TASK BRIEF:
Quote all entries exactly, leaving pictures aside.

## BEGIN MATERIAL PROVIDED

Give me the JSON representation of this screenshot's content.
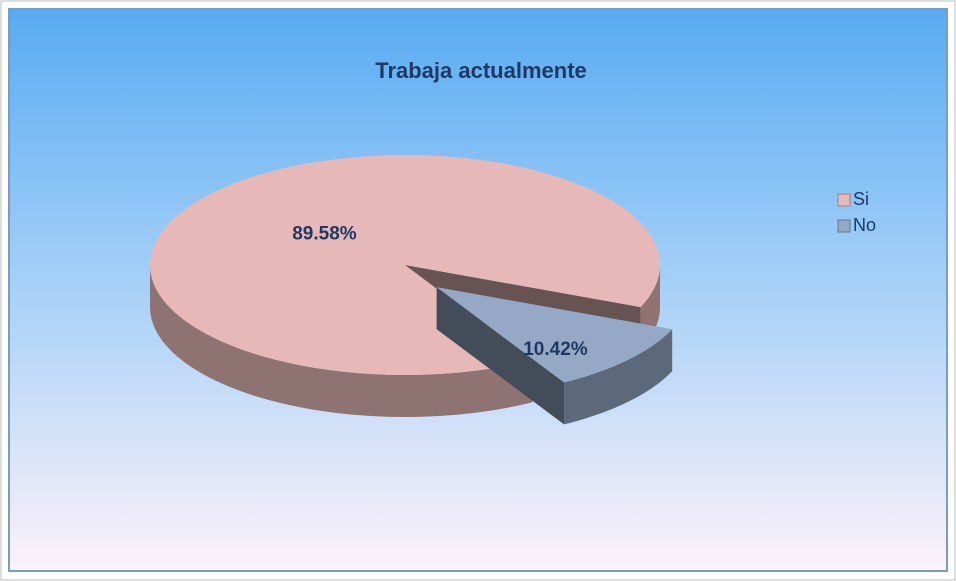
{
  "chart_data": {
    "type": "pie3d",
    "title": "Trabaja actualmente",
    "categories": [
      "Si",
      "No"
    ],
    "values": [
      89.58,
      10.42
    ],
    "value_labels": [
      "89.58%",
      "10.42%"
    ],
    "colors": [
      "#e6b9b8",
      "#95a9c6"
    ],
    "legend": "right"
  }
}
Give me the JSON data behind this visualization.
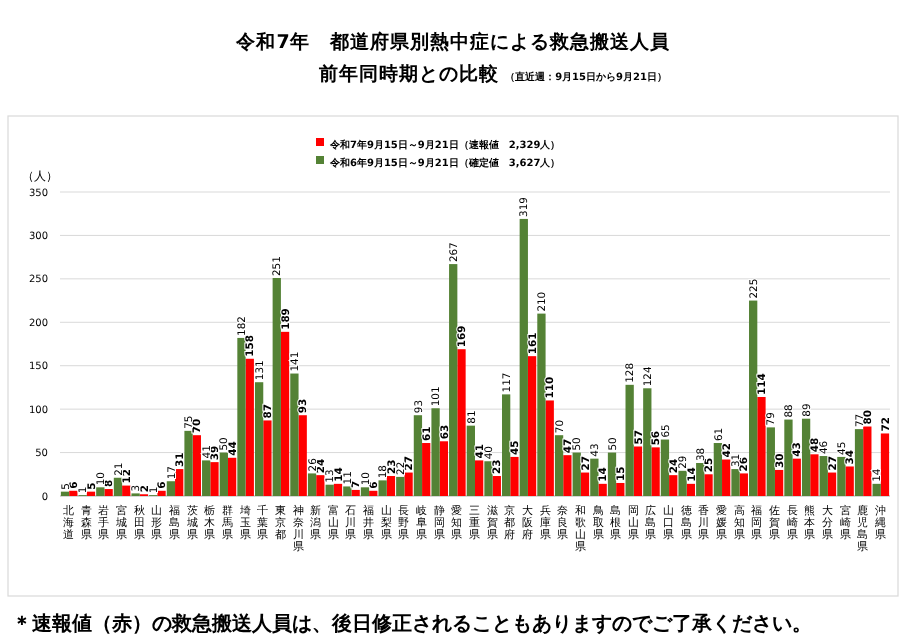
{
  "chart_data": {
    "type": "bar",
    "title": "令和7年　都道府県別熱中症による救急搬送人員",
    "subtitle": "前年同時期との比較",
    "ylabel": "（人）",
    "annotations": [
      "（直近週：9月15日から9月21日）",
      "＊速報値（赤）の救急搬送人員は、後日修正されることもありますのでご了承ください。"
    ],
    "categories": [
      "北海道",
      "青森県",
      "岩手県",
      "宮城県",
      "秋田県",
      "山形県",
      "福島県",
      "茨城県",
      "栃木県",
      "群馬県",
      "埼玉県",
      "千葉県",
      "東京都",
      "神奈川県",
      "新潟県",
      "富山県",
      "石川県",
      "福井県",
      "山梨県",
      "長野県",
      "岐阜県",
      "静岡県",
      "愛知県",
      "三重県",
      "滋賀県",
      "京都府",
      "大阪府",
      "兵庫県",
      "奈良県",
      "和歌山県",
      "鳥取県",
      "島根県",
      "岡山県",
      "広島県",
      "山口県",
      "徳島県",
      "香川県",
      "愛媛県",
      "高知県",
      "福岡県",
      "佐賀県",
      "長崎県",
      "熊本県",
      "大分県",
      "宮崎県",
      "鹿児島県",
      "沖縄県"
    ],
    "series": [
      {
        "name": "令和7年9月15日～9月21日（速報値　2,329人）",
        "color": "#ff0000",
        "values": [
          6,
          5,
          8,
          12,
          2,
          6,
          31,
          70,
          39,
          44,
          158,
          87,
          189,
          93,
          24,
          14,
          7,
          6,
          23,
          27,
          61,
          63,
          169,
          41,
          23,
          45,
          161,
          110,
          47,
          27,
          14,
          15,
          57,
          56,
          24,
          14,
          25,
          42,
          26,
          114,
          30,
          43,
          48,
          27,
          34,
          80,
          72
        ]
      },
      {
        "name": "令和6年9月15日～9月21日（確定値　3,627人）",
        "color": "#548235",
        "values": [
          5,
          1,
          10,
          21,
          3,
          1,
          17,
          75,
          41,
          50,
          182,
          131,
          251,
          141,
          26,
          13,
          11,
          10,
          18,
          22,
          93,
          101,
          267,
          81,
          40,
          117,
          319,
          210,
          70,
          50,
          43,
          50,
          128,
          124,
          65,
          29,
          38,
          61,
          31,
          225,
          79,
          88,
          89,
          46,
          45,
          77,
          14
        ]
      }
    ],
    "ylim": [
      0,
      350
    ],
    "yticks": [
      0,
      50,
      100,
      150,
      200,
      250,
      300,
      350
    ],
    "grid": "y",
    "legend": "top",
    "data_labels": true
  }
}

## END MATERIAL PROVIDED

EXERCISE RESULT:
Give me the JSON representation of this screenshot's content.
{
  "chart_data": {
    "type": "pie3d",
    "title": "Trabaja actualmente",
    "categories": [
      "Si",
      "No"
    ],
    "values": [
      89.58,
      10.42
    ],
    "value_labels": [
      "89.58%",
      "10.42%"
    ],
    "colors": [
      "#e6b9b8",
      "#95a9c6"
    ],
    "legend": "right"
  }
}
Give me the JSON data behind this visualization.
{
  "chart_data": {
    "type": "bar",
    "title": "令和7年　都道府県別熱中症による救急搬送人員",
    "subtitle": "前年同時期との比較",
    "ylabel": "（人）",
    "annotations": [
      "（直近週：9月15日から9月21日）",
      "＊速報値（赤）の救急搬送人員は、後日修正されることもありますのでご了承ください。"
    ],
    "categories": [
      "北海道",
      "青森県",
      "岩手県",
      "宮城県",
      "秋田県",
      "山形県",
      "福島県",
      "茨城県",
      "栃木県",
      "群馬県",
      "埼玉県",
      "千葉県",
      "東京都",
      "神奈川県",
      "新潟県",
      "富山県",
      "石川県",
      "福井県",
      "山梨県",
      "長野県",
      "岐阜県",
      "静岡県",
      "愛知県",
      "三重県",
      "滋賀県",
      "京都府",
      "大阪府",
      "兵庫県",
      "奈良県",
      "和歌山県",
      "鳥取県",
      "島根県",
      "岡山県",
      "広島県",
      "山口県",
      "徳島県",
      "香川県",
      "愛媛県",
      "高知県",
      "福岡県",
      "佐賀県",
      "長崎県",
      "熊本県",
      "大分県",
      "宮崎県",
      "鹿児島県",
      "沖縄県"
    ],
    "series": [
      {
        "name": "令和7年9月15日～9月21日（速報値　2,329人）",
        "color": "#ff0000",
        "values": [
          6,
          5,
          8,
          12,
          2,
          6,
          31,
          70,
          39,
          44,
          158,
          87,
          189,
          93,
          24,
          14,
          7,
          6,
          23,
          27,
          61,
          63,
          169,
          41,
          23,
          45,
          161,
          110,
          47,
          27,
          14,
          15,
          57,
          56,
          24,
          14,
          25,
          42,
          26,
          114,
          30,
          43,
          48,
          27,
          34,
          80,
          72
        ]
      },
      {
        "name": "令和6年9月15日～9月21日（確定値　3,627人）",
        "color": "#548235",
        "values": [
          5,
          1,
          10,
          21,
          3,
          1,
          17,
          75,
          41,
          50,
          182,
          131,
          251,
          141,
          26,
          13,
          11,
          10,
          18,
          22,
          93,
          101,
          267,
          81,
          40,
          117,
          319,
          210,
          70,
          50,
          43,
          50,
          128,
          124,
          65,
          29,
          38,
          61,
          31,
          225,
          79,
          88,
          89,
          46,
          45,
          77,
          14
        ]
      }
    ],
    "ylim": [
      0,
      350
    ],
    "yticks": [
      0,
      50,
      100,
      150,
      200,
      250,
      300,
      350
    ],
    "grid": "y",
    "legend": "top",
    "data_labels": true
  }
}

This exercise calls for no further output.